Images embedded in the records are excluded; print everything else exactly as given.

━━━ Material

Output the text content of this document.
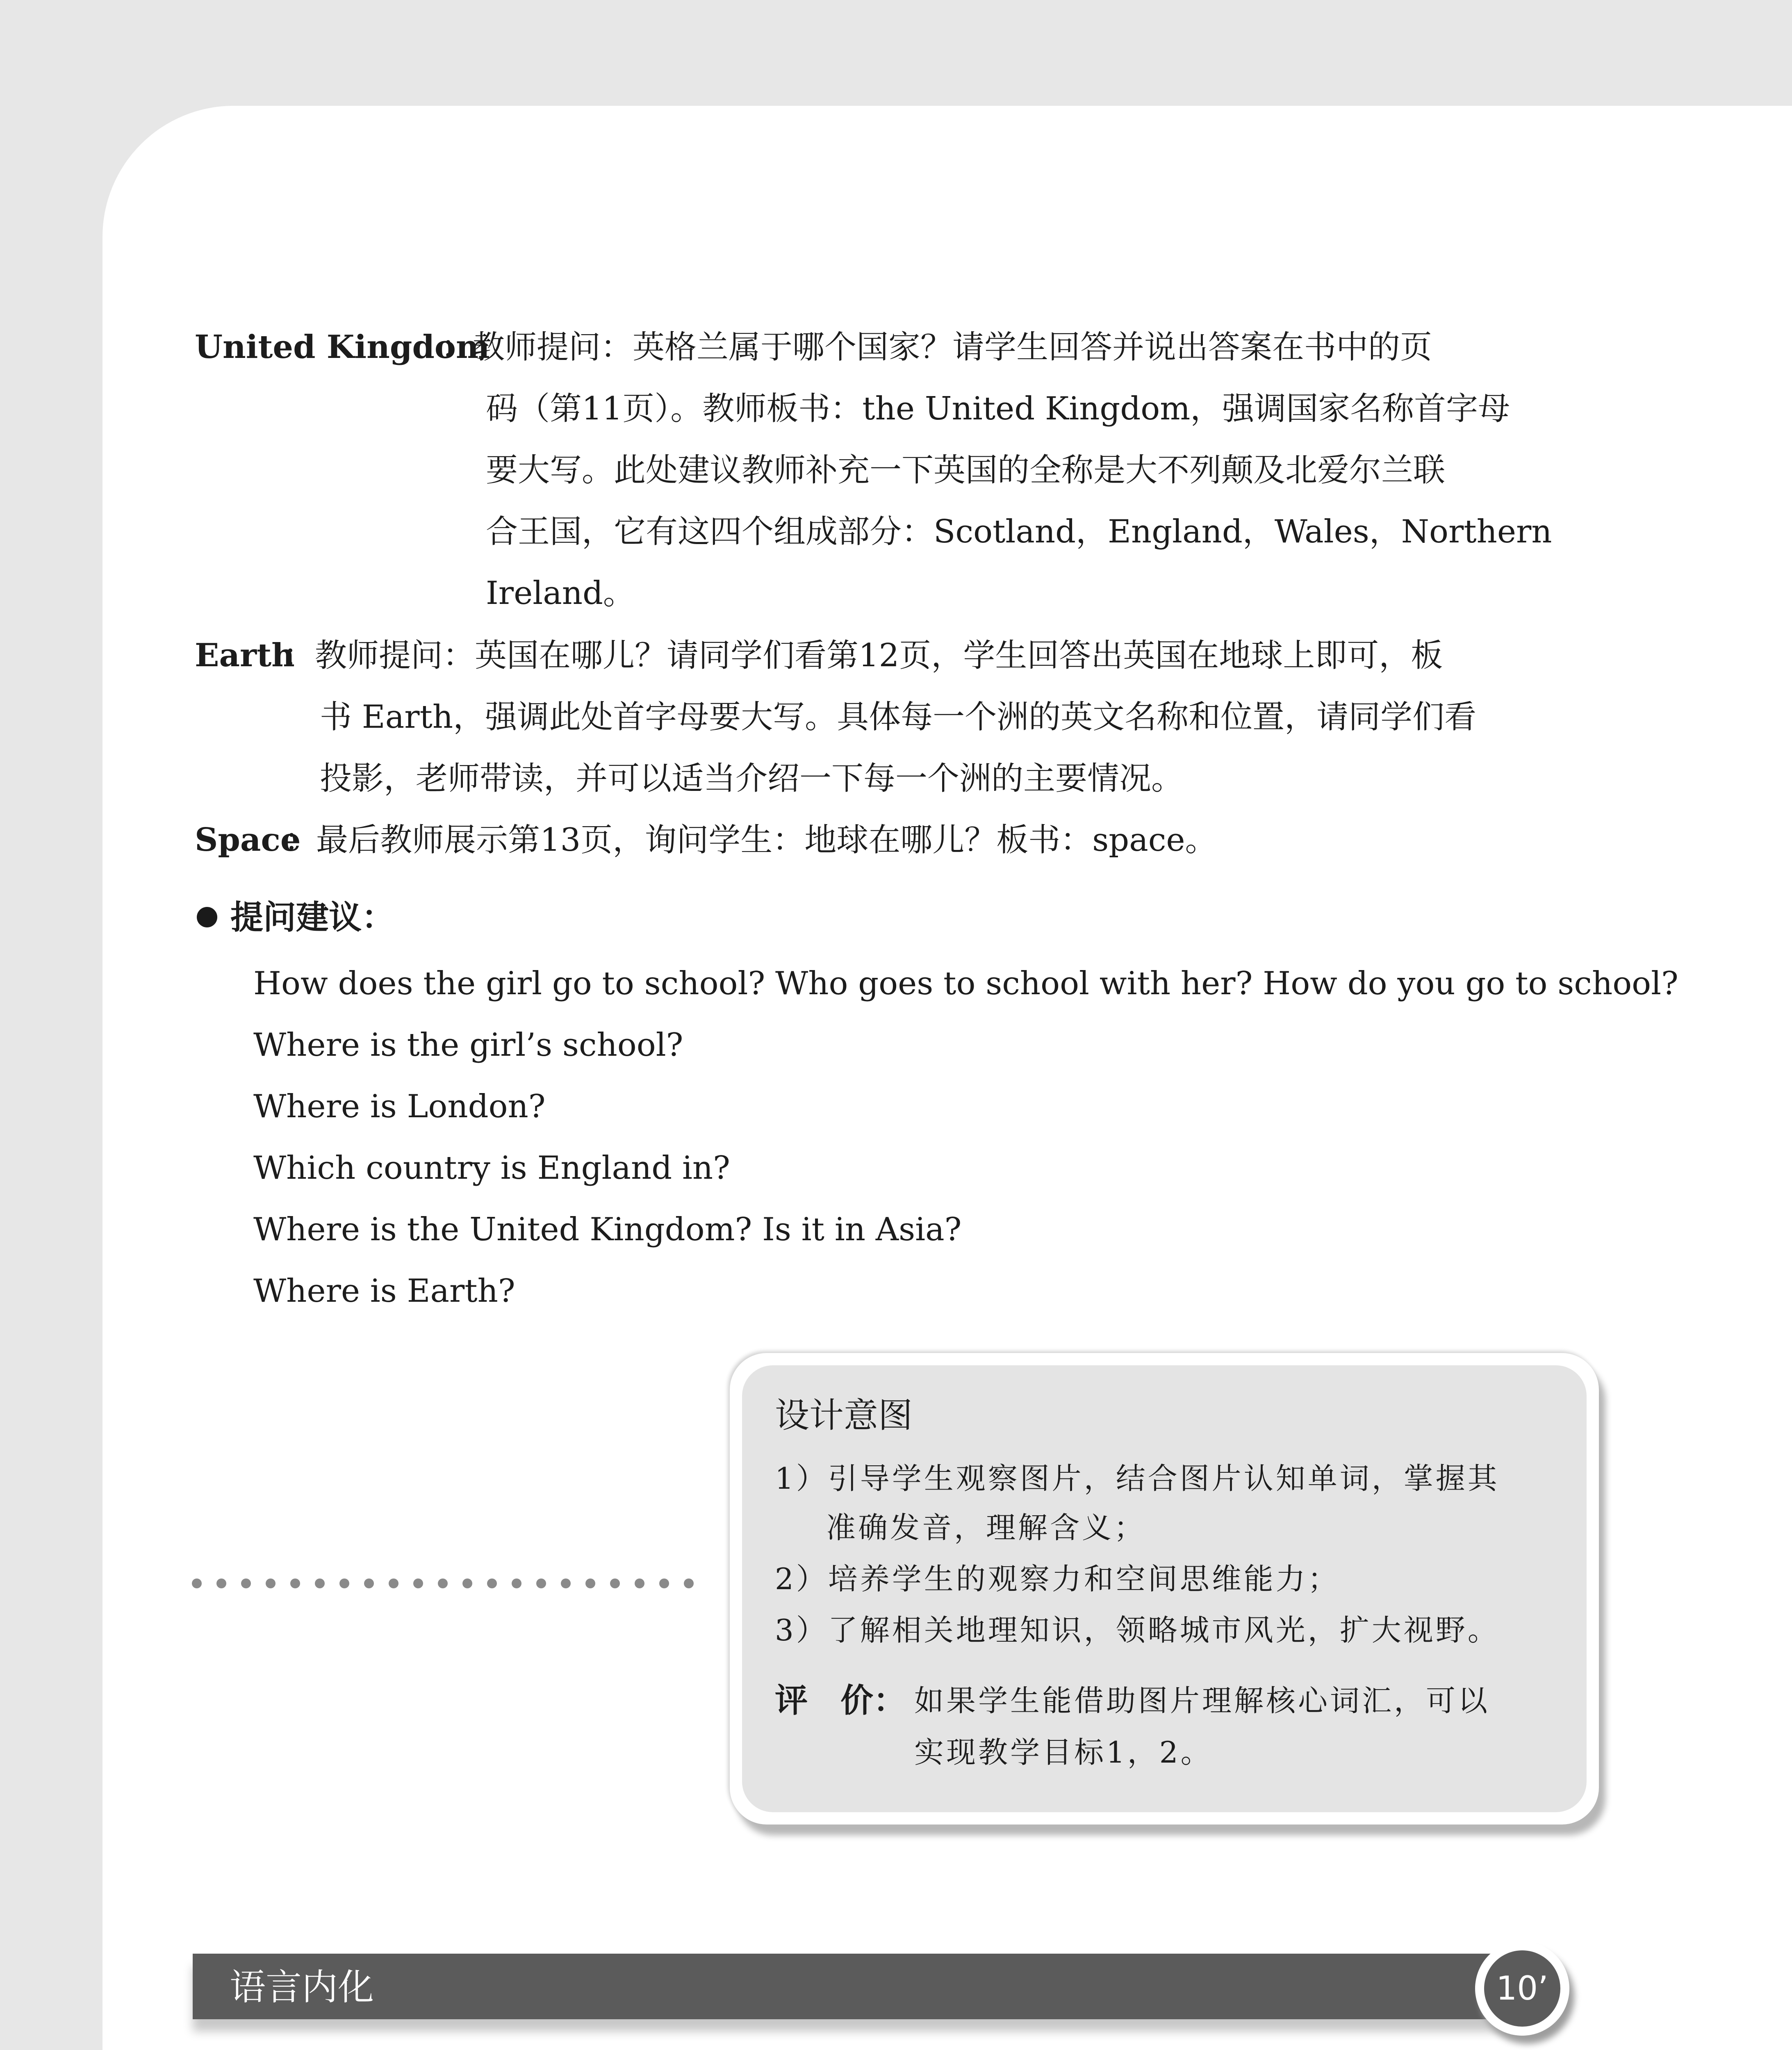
United Kingdom
：教师提问：英格兰属于哪个国家？请学生回答并说出答案在书中的页
码（第11页）。教师板书：the United Kingdom，强调国家名称首字母
要大写。此处建议教师补充一下英国的全称是大不列颠及北爱尔兰联
合王国，它有这四个组成部分：Scotland，England，Wales，Northern
Ireland。
Earth
：教师提问：英国在哪儿？请同学们看第12页，学生回答出英国在地球上即可，板
书 Earth，强调此处首字母要大写。具体每一个洲的英文名称和位置，请同学们看
投影，老师带读，并可以适当介绍一下每一个洲的主要情况。
Space
：最后教师展示第13页，询问学生：地球在哪儿？板书：space。
提问建议：
How does the girl go to school? Who goes to school with her? How do you go to school?
Where is the girl’s school?
Where is London?
Which country is England in?
Where is the United Kingdom? Is it in Asia?
Where is Earth?
设计意图
1）引导学生观察图片，结合图片认知单词，掌握其
准确发音，理解含义；
2）培养学生的观察力和空间思维能力；
3）了解相关地理知识，领略城市风光，扩大视野。
评　价： 如果学生能借助图片理解核心词汇，可以
实现教学目标1，2。
语言内化	10’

━━━━━━

- _Solution_
Output the text content of this document.
United Kingdom
：教师提问：英格兰属于哪个国家？请学生回答并说出答案在书中的页
码（第11页）。教师板书：the United Kingdom，强调国家名称首字母
要大写。此处建议教师补充一下英国的全称是大不列颠及北爱尔兰联
合王国，它有这四个组成部分：Scotland，England，Wales，Northern
Ireland。
Earth
：教师提问：英国在哪儿？请同学们看第12页，学生回答出英国在地球上即可，板
书 Earth，强调此处首字母要大写。具体每一个洲的英文名称和位置，请同学们看
投影，老师带读，并可以适当介绍一下每一个洲的主要情况。
Space
：最后教师展示第13页，询问学生：地球在哪儿？板书：space。
提问建议：
How does the girl go to school? Who goes to school with her? How do you go to school?
Where is the girl’s school?
Where is London?
Which country is England in?
Where is the United Kingdom? Is it in Asia?
Where is Earth?
设计意图
1）引导学生观察图片，结合图片认知单词，掌握其
准确发音，理解含义；
2）培养学生的观察力和空间思维能力；
3）了解相关地理知识，领略城市风光，扩大视野。
评　价： 如果学生能借助图片理解核心词汇，可以
实现教学目标1，2。
语言内化	10’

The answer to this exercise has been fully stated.